Given records:
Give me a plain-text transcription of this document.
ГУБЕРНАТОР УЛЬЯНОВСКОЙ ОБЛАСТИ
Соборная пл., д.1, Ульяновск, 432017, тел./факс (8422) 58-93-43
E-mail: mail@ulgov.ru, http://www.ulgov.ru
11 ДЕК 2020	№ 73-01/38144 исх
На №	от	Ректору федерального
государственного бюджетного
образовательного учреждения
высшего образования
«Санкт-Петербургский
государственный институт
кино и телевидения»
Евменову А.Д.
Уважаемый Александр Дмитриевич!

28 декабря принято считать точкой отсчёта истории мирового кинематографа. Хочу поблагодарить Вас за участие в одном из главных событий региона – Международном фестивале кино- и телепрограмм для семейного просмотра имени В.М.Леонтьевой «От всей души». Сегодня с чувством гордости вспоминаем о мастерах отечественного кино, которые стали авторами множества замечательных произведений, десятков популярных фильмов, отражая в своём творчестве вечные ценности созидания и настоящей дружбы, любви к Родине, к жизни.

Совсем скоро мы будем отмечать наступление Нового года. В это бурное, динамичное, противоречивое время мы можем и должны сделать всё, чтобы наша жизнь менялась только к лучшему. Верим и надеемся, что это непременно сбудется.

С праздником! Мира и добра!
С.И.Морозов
* * *
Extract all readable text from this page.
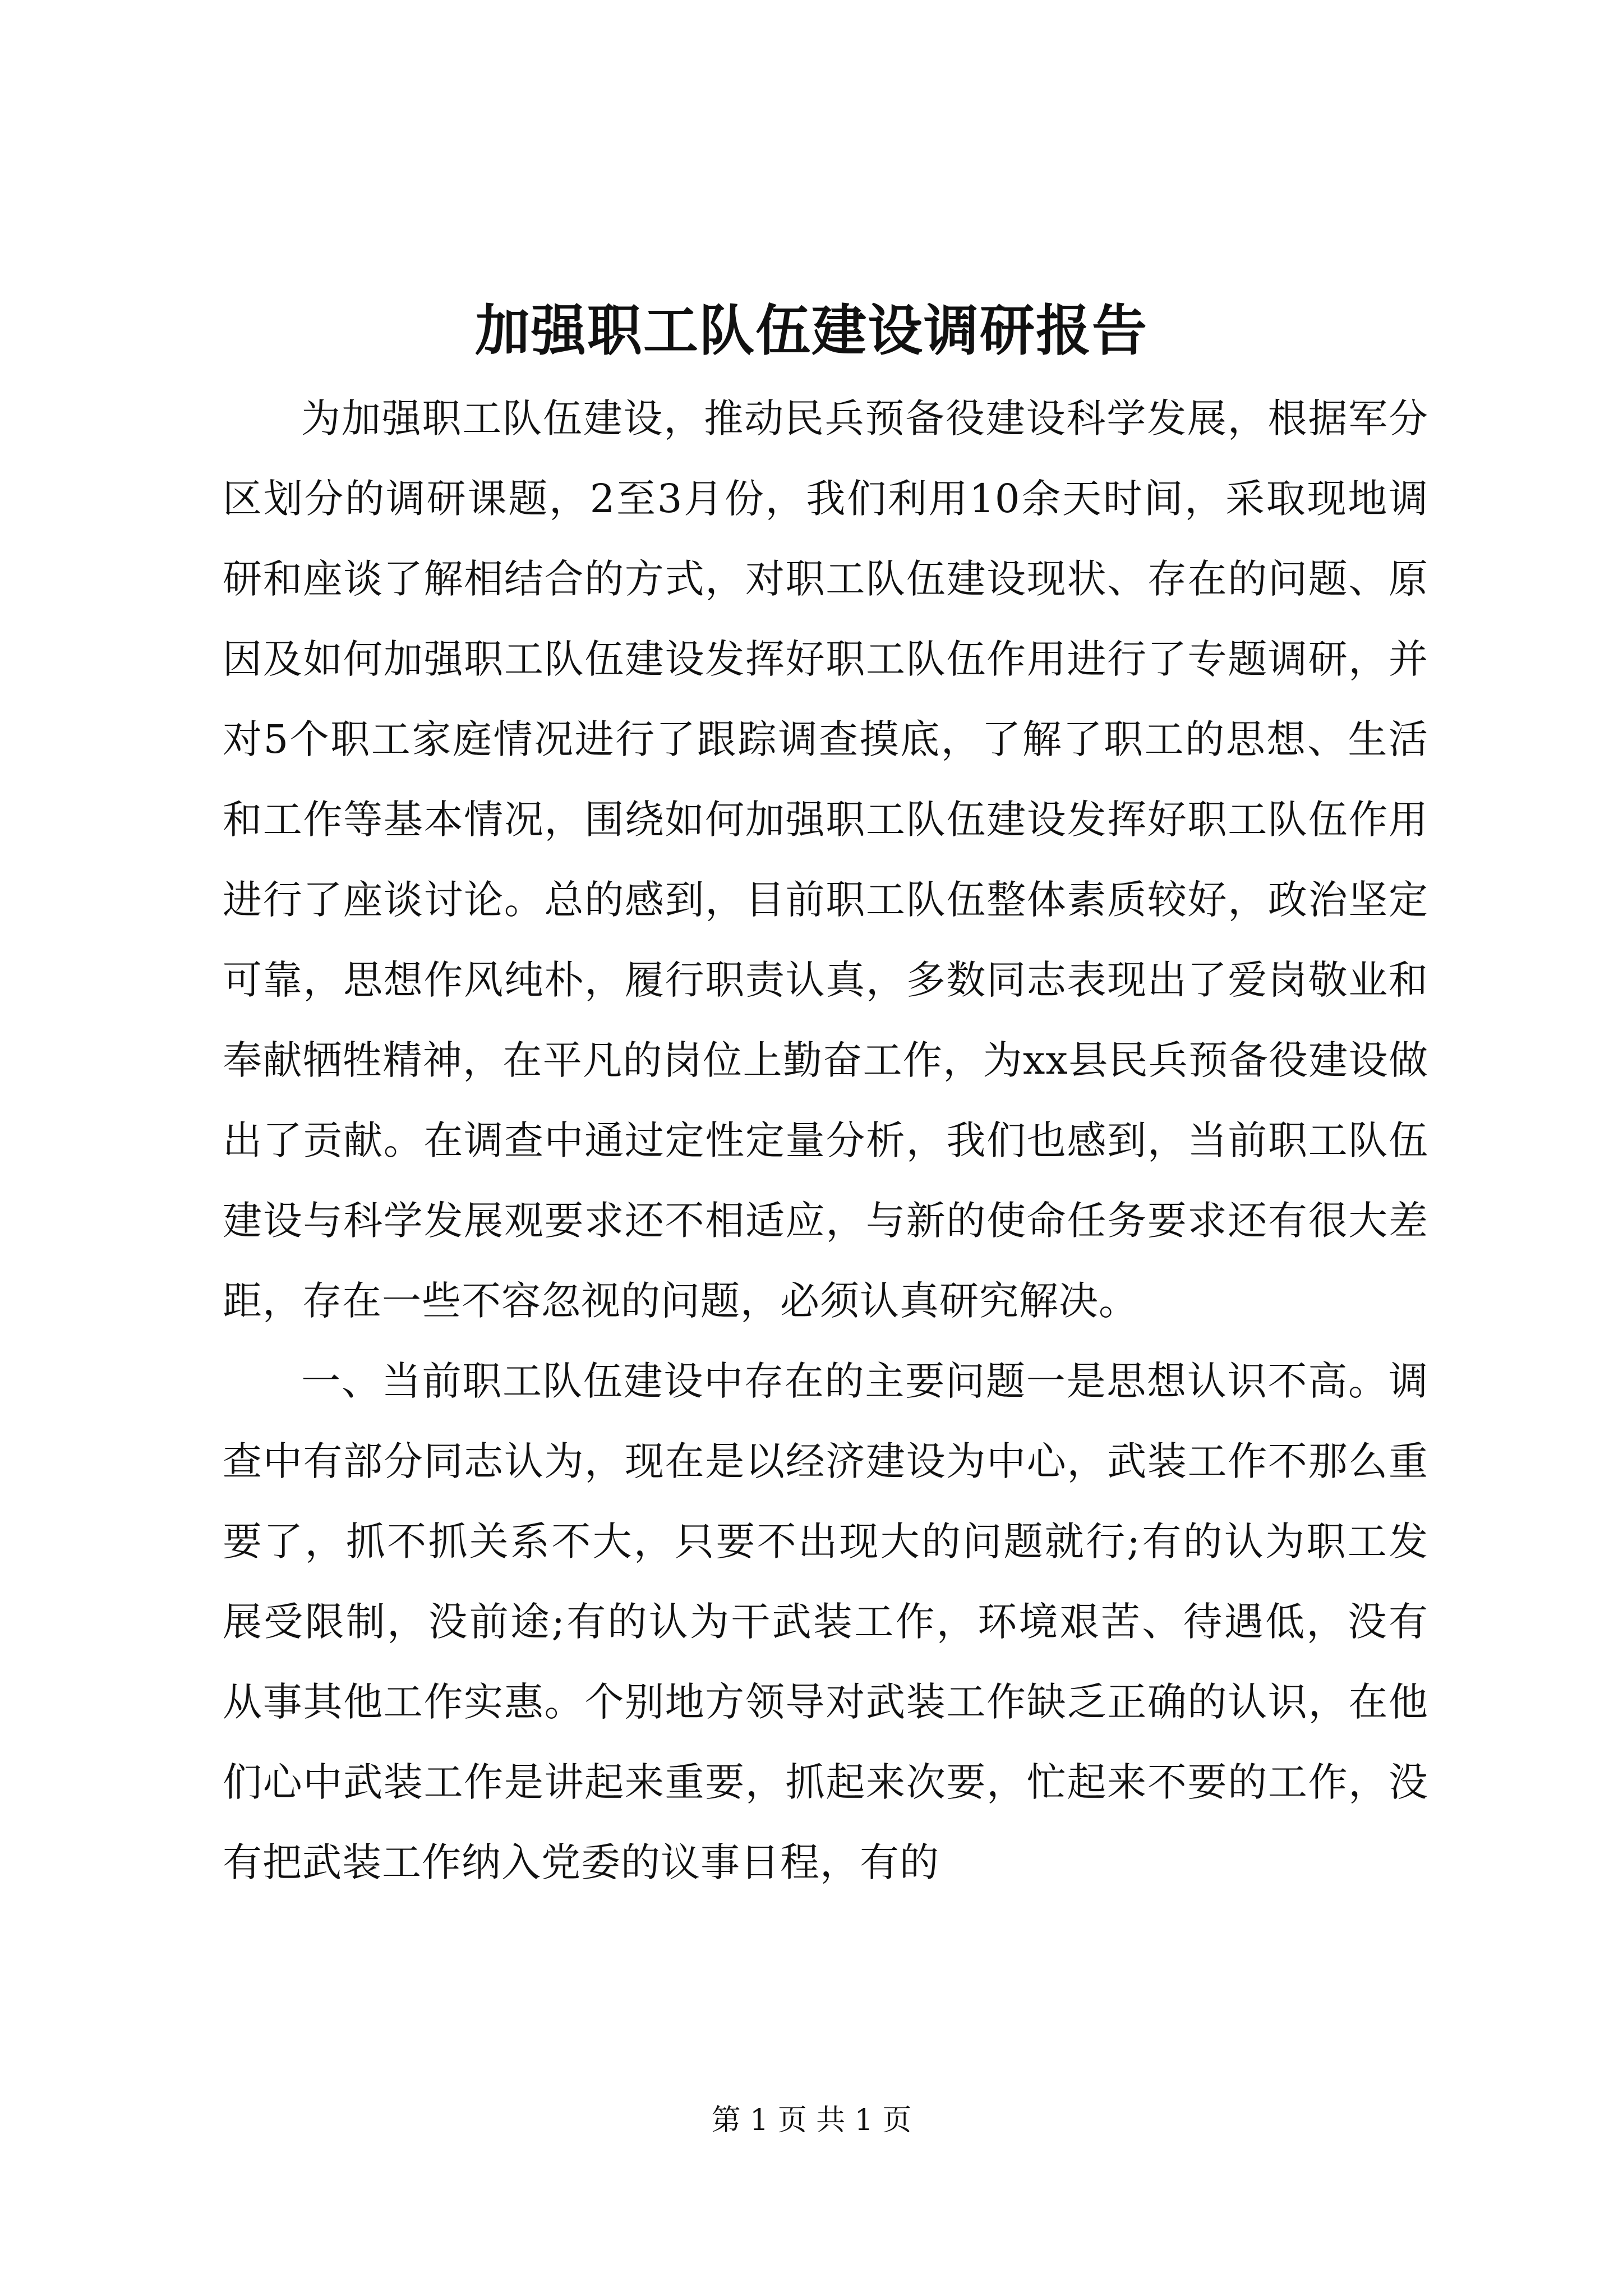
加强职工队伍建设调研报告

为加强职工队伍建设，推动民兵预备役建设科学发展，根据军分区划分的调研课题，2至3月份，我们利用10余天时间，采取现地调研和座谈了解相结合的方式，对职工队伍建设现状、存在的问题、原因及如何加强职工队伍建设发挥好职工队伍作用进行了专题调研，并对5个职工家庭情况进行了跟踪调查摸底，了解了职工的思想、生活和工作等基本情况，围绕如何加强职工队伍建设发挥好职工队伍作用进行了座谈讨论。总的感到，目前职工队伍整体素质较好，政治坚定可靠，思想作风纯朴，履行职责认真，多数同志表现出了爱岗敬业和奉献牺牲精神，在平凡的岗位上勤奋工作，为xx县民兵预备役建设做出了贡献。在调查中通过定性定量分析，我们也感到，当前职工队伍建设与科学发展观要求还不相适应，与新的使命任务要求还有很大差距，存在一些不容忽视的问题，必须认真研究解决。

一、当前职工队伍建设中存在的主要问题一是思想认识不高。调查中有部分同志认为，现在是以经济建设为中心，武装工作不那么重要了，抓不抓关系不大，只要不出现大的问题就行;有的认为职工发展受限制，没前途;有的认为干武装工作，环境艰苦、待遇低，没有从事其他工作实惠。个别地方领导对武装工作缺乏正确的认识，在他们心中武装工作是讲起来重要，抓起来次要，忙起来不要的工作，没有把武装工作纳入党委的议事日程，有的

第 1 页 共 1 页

Exercise:
Filter the records for lines holding the string "text". Copy each one.

Expected answer:
Give me a plain-text transcription of this document.
Extract all readable text from this page.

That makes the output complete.